**Exercise description:**
Across the listing below, how many lines hold "affected"? Reply with the number by itself.

**Data entries:**
____________________
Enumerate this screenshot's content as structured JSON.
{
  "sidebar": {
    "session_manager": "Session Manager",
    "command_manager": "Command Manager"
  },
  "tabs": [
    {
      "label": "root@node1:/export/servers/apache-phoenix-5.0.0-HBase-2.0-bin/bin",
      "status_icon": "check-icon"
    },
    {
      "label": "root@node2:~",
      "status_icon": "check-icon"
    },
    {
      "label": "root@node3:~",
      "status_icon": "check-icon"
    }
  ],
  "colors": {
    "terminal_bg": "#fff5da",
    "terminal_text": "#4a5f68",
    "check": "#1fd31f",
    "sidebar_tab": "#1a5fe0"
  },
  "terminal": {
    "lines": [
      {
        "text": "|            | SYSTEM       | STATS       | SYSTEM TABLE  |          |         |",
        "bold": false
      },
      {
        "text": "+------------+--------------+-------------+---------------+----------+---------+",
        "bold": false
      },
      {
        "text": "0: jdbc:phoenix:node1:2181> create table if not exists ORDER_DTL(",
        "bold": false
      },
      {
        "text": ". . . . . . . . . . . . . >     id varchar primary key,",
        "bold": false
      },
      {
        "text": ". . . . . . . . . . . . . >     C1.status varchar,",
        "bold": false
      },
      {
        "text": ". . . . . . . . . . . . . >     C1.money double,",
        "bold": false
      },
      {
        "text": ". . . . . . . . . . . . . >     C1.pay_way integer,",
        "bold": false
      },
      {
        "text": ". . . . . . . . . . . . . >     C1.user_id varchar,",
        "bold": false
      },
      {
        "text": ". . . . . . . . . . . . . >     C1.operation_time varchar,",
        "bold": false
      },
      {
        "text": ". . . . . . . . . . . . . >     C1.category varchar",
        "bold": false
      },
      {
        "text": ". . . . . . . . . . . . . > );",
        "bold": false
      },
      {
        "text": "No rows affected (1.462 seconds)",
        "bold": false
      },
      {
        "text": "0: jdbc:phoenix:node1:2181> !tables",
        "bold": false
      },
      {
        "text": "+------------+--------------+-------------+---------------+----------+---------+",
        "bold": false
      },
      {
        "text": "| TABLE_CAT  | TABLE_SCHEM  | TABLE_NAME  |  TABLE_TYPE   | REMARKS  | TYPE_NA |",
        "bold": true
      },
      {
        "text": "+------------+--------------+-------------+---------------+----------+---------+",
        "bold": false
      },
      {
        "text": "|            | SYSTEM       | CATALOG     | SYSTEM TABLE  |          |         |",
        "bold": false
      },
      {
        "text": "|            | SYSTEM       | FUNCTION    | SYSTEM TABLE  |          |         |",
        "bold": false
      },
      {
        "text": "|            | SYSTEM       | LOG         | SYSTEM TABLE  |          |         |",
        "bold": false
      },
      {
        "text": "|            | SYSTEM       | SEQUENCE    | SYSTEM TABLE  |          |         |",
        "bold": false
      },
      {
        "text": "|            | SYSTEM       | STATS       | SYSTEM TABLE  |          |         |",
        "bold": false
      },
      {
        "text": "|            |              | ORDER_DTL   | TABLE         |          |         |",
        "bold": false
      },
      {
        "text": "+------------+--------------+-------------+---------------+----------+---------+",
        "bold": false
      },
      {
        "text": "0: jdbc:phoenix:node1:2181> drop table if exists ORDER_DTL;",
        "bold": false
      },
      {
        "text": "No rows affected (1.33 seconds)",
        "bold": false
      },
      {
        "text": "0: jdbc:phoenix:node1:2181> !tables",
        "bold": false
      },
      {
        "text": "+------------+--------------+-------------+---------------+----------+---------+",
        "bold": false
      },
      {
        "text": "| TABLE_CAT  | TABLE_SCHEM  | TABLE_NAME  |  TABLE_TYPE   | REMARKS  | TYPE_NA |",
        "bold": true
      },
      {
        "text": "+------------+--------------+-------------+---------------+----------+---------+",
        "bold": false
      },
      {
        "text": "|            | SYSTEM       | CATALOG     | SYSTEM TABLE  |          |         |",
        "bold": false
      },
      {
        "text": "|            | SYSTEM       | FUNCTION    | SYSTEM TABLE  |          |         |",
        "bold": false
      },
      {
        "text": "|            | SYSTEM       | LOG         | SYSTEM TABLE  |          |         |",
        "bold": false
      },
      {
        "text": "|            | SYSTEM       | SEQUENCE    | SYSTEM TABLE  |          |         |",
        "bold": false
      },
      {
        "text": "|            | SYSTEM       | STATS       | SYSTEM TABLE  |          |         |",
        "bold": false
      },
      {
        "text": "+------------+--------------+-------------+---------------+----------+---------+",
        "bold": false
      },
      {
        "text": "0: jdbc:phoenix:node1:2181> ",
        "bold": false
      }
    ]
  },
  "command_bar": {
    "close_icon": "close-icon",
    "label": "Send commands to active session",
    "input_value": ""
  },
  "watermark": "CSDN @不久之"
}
____________________
**Final result:**
2